→ Problems and tasks
1: From the coastal flooding and waves page, list the title of every project it names.
2: Answer these questions using the coastal flooding and waves page.
(a) What range of insurance premium reductions can communities in the CRS Program garner?
(b) What causes Heights Road in Darien to flood frequently?
(c) What new body will the East Lyme project establish?

====== Page extract

Projects Related to Coastal Flooding and Waves
CIRCA works to enhance coastal resilience to coastal flooding and waves in Connecticut. Coastal flooding is caused by waves, storm surge, and high tide, particularly with increased sea levels. In coastal areas where there are also rivers, rainfall contributes to coastal flooding as well. Waves also contribute to shoreline erosion and information on waves is important for designing living shorelines.
Below is a brief summary description of our current Coastal Flooding and Waves projects. Click the Learn More button to read the detailed project description, or use the left navigation.
Advancing High Resolution Coastal Forecasting & Living Shorelines Approaches in the Northeast
The Advancing High Resolution Coastal Forecasting and Living Shorelines Approaches in the Northeast advances northeast regional forecasting for inundation from storms under future sea level rise scenarios and identifies policy barriers and potential solutions for the use of living shorelines in the northeast.
Branford – Jarvis Creek Sea Level & Flooding Variability
The Jarvis Creek Sea Level and Flooding Variability study in Branford, CT determined how downstream flood prevention activities affect areas upstream in terms of flooding frequency. The Institute provided a report.pdf with policy directions for the DEEP Office of Long Sound Programs for future consideration of similar upstream impacts.
Community Rating System (CRS) – Municipal Assistance for FEMA
The Federal Emergency Management Agency (FEMA) administers the National Flood Insurance Program (NFIP) to provide flood insurance within communities that adopt and enforce floodplain regulations. Communities may choose to enter into the National Flood Insurance Program’s Community Rating System (CRS) in order to reduce the cost of flood insurance premiums for their property owners. Communities participating in the CRS Program go above and beyond the minimum standards and, depending on their level of mitigation efforts, can garner insurance premium reductions from 5-45%.
Darien – Low Impact Development for Resilience Against Flooding, Storm Water, and Climate Change
Heights Road in Darien and commercial properties to the north frequently flood due to an undersized stream culvert beneath the road. This flood mitigation project uses principles of Low Impact Development and consists of a combination of flood storage pipes beneath Heights Road and storage and infiltration structures with the fill beneath the nearby train station parking lot.
Demonstrating a Coastal Flood Risk Analysis Framework in Mystic River of Connecticut
Develop a flood risk analysis warning system by integrating atmospheric reanalysis with hydrological and hydraulic models to estimate potential damage and risk under design flood and storm scenario based at coastal areas over Connecticut, specifically parts of the Mystic River and Branford.
East Lyme – Coastal Resilience, Climate Adaptation, and Sustainability Project
The Town of East Lyme is enhancing community sustainability and resilience to the impacts of climate change, sea level rise, and extreme weather by developing specific policies and recommendations for inclusion in the town’s Plan of Conservation and Development. This project will create a new Flood Ordinance, establish a Flood Commission, and revise local land use policies and regulations.
How Will Sea Level Rise-Driven Shifts in Wetland Vegetation Alter Ecosystem Services?

============
====== Supplied material

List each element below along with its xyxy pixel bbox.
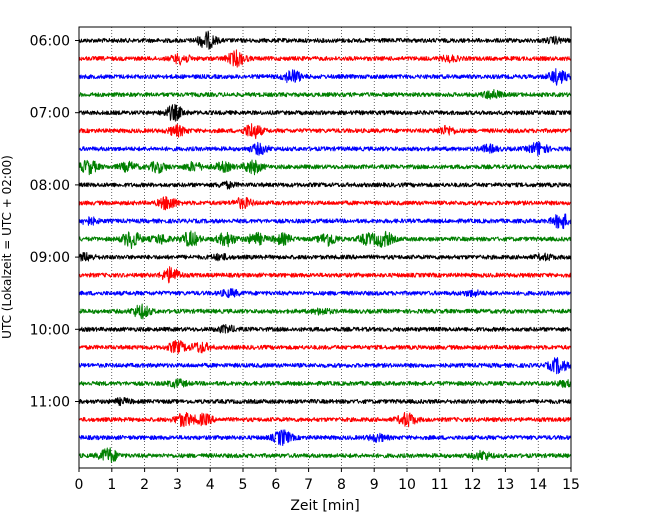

============

→ Responses to the tasks
1:
- Advancing High Resolution Coastal Forecasting & Living Shorelines Approaches in the Northeast
- Branford – Jarvis Creek Sea Level & Flooding Variability
- Community Rating System (CRS) – Municipal Assistance for FEMA
- Darien – Low Impact Development for Resilience Against Flooding, Storm Water, and Climate Change
- Demonstrating a Coastal Flood Risk Analysis Framework in Mystic River of Connecticut
- East Lyme – Coastal Resilience, Climate Adaptation, and Sustainability Project
- How Will Sea Level Rise-Driven Shifts in Wetland Vegetation Alter Ecosystem Services?

2:
(a) From 5% to 45%.
(b) An undersized stream culvert beneath the road.
(c) A Flood Commission.